-- Data excerpts --
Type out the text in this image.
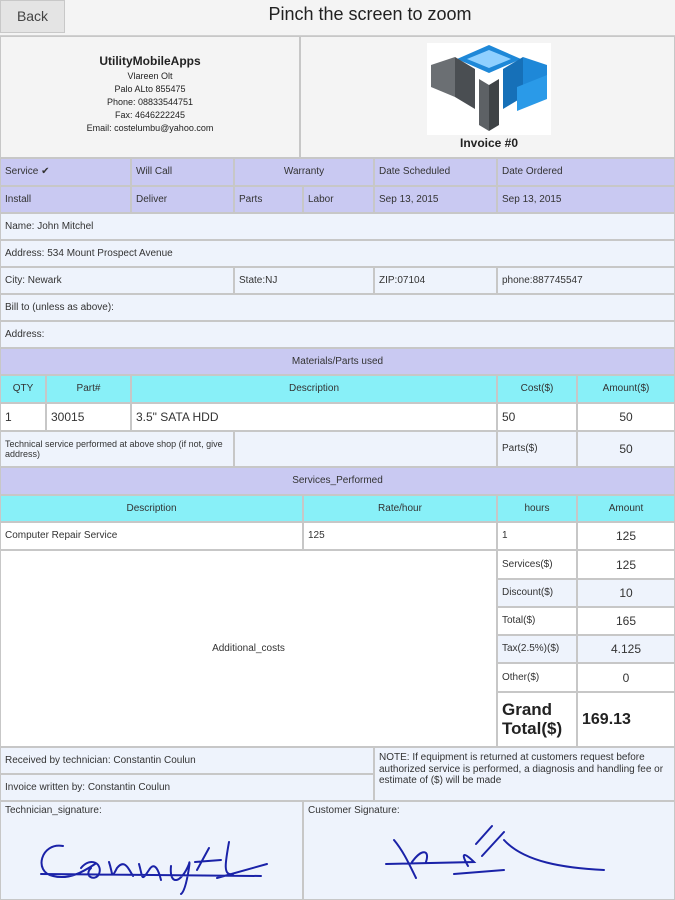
Back	Pinch the screen to zoom
UtilityMobileApps
Vlareen Olt
Palo ALto 855475
Phone: 08833544751
Fax: 4646222245
Email: costelumbu@yahoo.com
Invoice #0
Service ✔	Will Call	Warranty	Date Scheduled	Date Ordered
Install	Deliver	Parts	Labor	Sep 13, 2015	Sep 13, 2015
Name: John Mitchel
Address: 534 Mount Prospect Avenue
City: Newark	State:NJ	ZIP:07104	phone:887745547
Bill to (unless as above):
Address:
Materials/Parts used
QTY	Part#	Description	Cost($)	Amount($)
1	30015	3.5" SATA HDD	50	50
Technical service performed at above shop (if not, give address)	Parts($)	50
Services_Performed
Description	Rate/hour	hours	Amount
Computer Repair Service	125	1	125
Additional_costs
Services($)	125
Discount($)	10
Total($)	165
Tax(2.5%)($)	4.125
Other($)	0
Grand Total($)	169.13
Received by technician: Constantin Coulun
Invoice written by: Constantin Coulun
NOTE: If equipment is returned at customers request before authorized service is performed, a diagnosis and handling fee or estimate of ($) will be made
Technician_signature:	Customer Signature:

-- STATED TASK --
Return the listing above in full and without alteration, excluding its pictures.

-- RESULT OF THIS EXERCISE --
Type out the text in this image.
Back	Pinch the screen to zoom
UtilityMobileApps
Vlareen Olt
Palo ALto 855475
Phone: 08833544751
Fax: 4646222245
Email: costelumbu@yahoo.com
Invoice #0
Service ✔	Will Call	Warranty	Date Scheduled	Date Ordered
Install	Deliver	Parts	Labor	Sep 13, 2015	Sep 13, 2015
Name: John Mitchel
Address: 534 Mount Prospect Avenue
City: Newark	State:NJ	ZIP:07104	phone:887745547
Bill to (unless as above):
Address:
Materials/Parts used
QTY	Part#	Description	Cost($)	Amount($)
1	30015	3.5" SATA HDD	50	50
Technical service performed at above shop (if not, give address)	Parts($)	50
Services_Performed
Description	Rate/hour	hours	Amount
Computer Repair Service	125	1	125
Additional_costs
Services($)	125
Discount($)	10
Total($)	165
Tax(2.5%)($)	4.125
Other($)	0
Grand Total($)	169.13
Received by technician: Constantin Coulun
Invoice written by: Constantin Coulun
NOTE: If equipment is returned at customers request before authorized service is performed, a diagnosis and handling fee or estimate of ($) will be made
Technician_signature:	Customer Signature:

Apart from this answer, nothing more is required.